Figure contents as structured data
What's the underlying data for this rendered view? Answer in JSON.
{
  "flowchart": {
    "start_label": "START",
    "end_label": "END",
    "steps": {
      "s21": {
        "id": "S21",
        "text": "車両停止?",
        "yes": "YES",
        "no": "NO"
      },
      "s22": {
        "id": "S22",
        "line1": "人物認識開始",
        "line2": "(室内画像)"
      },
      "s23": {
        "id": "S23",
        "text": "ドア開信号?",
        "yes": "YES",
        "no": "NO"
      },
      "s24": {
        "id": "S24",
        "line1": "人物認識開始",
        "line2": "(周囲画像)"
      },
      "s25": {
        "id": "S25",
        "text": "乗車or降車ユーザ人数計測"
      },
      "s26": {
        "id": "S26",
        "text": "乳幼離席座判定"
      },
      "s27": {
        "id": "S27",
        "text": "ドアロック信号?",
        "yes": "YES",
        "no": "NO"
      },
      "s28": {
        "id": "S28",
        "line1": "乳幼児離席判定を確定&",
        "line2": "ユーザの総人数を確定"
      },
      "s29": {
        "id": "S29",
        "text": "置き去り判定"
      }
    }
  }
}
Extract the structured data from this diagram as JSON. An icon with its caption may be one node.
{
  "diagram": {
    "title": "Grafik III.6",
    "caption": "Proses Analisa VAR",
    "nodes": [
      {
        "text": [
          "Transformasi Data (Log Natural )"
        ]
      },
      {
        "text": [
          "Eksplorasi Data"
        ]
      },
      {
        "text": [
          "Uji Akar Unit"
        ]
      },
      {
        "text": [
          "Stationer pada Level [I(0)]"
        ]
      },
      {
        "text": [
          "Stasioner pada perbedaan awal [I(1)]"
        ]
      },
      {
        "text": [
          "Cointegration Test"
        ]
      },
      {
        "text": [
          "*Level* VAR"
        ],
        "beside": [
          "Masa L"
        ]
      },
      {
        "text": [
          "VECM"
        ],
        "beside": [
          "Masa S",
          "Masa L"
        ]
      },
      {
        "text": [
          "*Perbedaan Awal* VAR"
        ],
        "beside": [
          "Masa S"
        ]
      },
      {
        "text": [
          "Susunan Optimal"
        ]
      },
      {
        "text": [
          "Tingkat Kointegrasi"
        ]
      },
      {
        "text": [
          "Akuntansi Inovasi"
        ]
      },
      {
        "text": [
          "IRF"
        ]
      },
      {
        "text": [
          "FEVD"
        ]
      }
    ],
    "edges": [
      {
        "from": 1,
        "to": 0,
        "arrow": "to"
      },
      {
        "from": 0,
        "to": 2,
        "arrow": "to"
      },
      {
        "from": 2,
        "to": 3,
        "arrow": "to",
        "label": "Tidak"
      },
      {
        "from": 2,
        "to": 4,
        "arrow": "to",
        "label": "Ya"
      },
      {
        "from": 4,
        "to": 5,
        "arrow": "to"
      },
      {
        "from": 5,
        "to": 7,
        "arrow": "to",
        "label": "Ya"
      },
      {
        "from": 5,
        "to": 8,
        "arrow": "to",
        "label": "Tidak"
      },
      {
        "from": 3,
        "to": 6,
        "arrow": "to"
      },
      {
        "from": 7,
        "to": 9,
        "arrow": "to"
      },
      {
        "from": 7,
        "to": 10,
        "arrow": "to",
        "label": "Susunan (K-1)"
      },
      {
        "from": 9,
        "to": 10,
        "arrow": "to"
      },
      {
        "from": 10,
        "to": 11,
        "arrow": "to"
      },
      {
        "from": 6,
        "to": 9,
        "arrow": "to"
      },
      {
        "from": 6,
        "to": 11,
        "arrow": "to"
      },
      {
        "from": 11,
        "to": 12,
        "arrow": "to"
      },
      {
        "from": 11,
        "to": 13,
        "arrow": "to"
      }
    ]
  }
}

**SHORT PROBLEM:** Please reproduce every line of the material word for word.

**SOLUTION FOR THIS PROBLEM:**
What's the underlying data for this rendered view? Answer in JSON.
{
  "flowchart": {
    "start_label": "START",
    "end_label": "END",
    "steps": {
      "s21": {
        "id": "S21",
        "text": "車両停止?",
        "yes": "YES",
        "no": "NO"
      },
      "s22": {
        "id": "S22",
        "line1": "人物認識開始",
        "line2": "(室内画像)"
      },
      "s23": {
        "id": "S23",
        "text": "ドア開信号?",
        "yes": "YES",
        "no": "NO"
      },
      "s24": {
        "id": "S24",
        "line1": "人物認識開始",
        "line2": "(周囲画像)"
      },
      "s25": {
        "id": "S25",
        "text": "乗車or降車ユーザ人数計測"
      },
      "s26": {
        "id": "S26",
        "text": "乳幼離席座判定"
      },
      "s27": {
        "id": "S27",
        "text": "ドアロック信号?",
        "yes": "YES",
        "no": "NO"
      },
      "s28": {
        "id": "S28",
        "line1": "乳幼児離席判定を確定&",
        "line2": "ユーザの総人数を確定"
      },
      "s29": {
        "id": "S29",
        "text": "置き去り判定"
      }
    }
  }
}
Extract the structured data from this diagram as JSON. An icon with its caption may be one node.
{
  "diagram": {
    "title": "Grafik III.6",
    "caption": "Proses Analisa VAR",
    "nodes": [
      {
        "text": [
          "Transformasi Data (Log Natural )"
        ]
      },
      {
        "text": [
          "Eksplorasi Data"
        ]
      },
      {
        "text": [
          "Uji Akar Unit"
        ]
      },
      {
        "text": [
          "Stationer pada Level [I(0)]"
        ]
      },
      {
        "text": [
          "Stasioner pada perbedaan awal [I(1)]"
        ]
      },
      {
        "text": [
          "Cointegration Test"
        ]
      },
      {
        "text": [
          "*Level* VAR"
        ],
        "beside": [
          "Masa L"
        ]
      },
      {
        "text": [
          "VECM"
        ],
        "beside": [
          "Masa S",
          "Masa L"
        ]
      },
      {
        "text": [
          "*Perbedaan Awal* VAR"
        ],
        "beside": [
          "Masa S"
        ]
      },
      {
        "text": [
          "Susunan Optimal"
        ]
      },
      {
        "text": [
          "Tingkat Kointegrasi"
        ]
      },
      {
        "text": [
          "Akuntansi Inovasi"
        ]
      },
      {
        "text": [
          "IRF"
        ]
      },
      {
        "text": [
          "FEVD"
        ]
      }
    ],
    "edges": [
      {
        "from": 1,
        "to": 0,
        "arrow": "to"
      },
      {
        "from": 0,
        "to": 2,
        "arrow": "to"
      },
      {
        "from": 2,
        "to": 3,
        "arrow": "to",
        "label": "Tidak"
      },
      {
        "from": 2,
        "to": 4,
        "arrow": "to",
        "label": "Ya"
      },
      {
        "from": 4,
        "to": 5,
        "arrow": "to"
      },
      {
        "from": 5,
        "to": 7,
        "arrow": "to",
        "label": "Ya"
      },
      {
        "from": 5,
        "to": 8,
        "arrow": "to",
        "label": "Tidak"
      },
      {
        "from": 3,
        "to": 6,
        "arrow": "to"
      },
      {
        "from": 7,
        "to": 9,
        "arrow": "to"
      },
      {
        "from": 7,
        "to": 10,
        "arrow": "to",
        "label": "Susunan (K-1)"
      },
      {
        "from": 9,
        "to": 10,
        "arrow": "to"
      },
      {
        "from": 10,
        "to": 11,
        "arrow": "to"
      },
      {
        "from": 6,
        "to": 9,
        "arrow": "to"
      },
      {
        "from": 6,
        "to": 11,
        "arrow": "to"
      },
      {
        "from": 11,
        "to": 12,
        "arrow": "to"
      },
      {
        "from": 11,
        "to": 13,
        "arrow": "to"
      }
    ]
  }
}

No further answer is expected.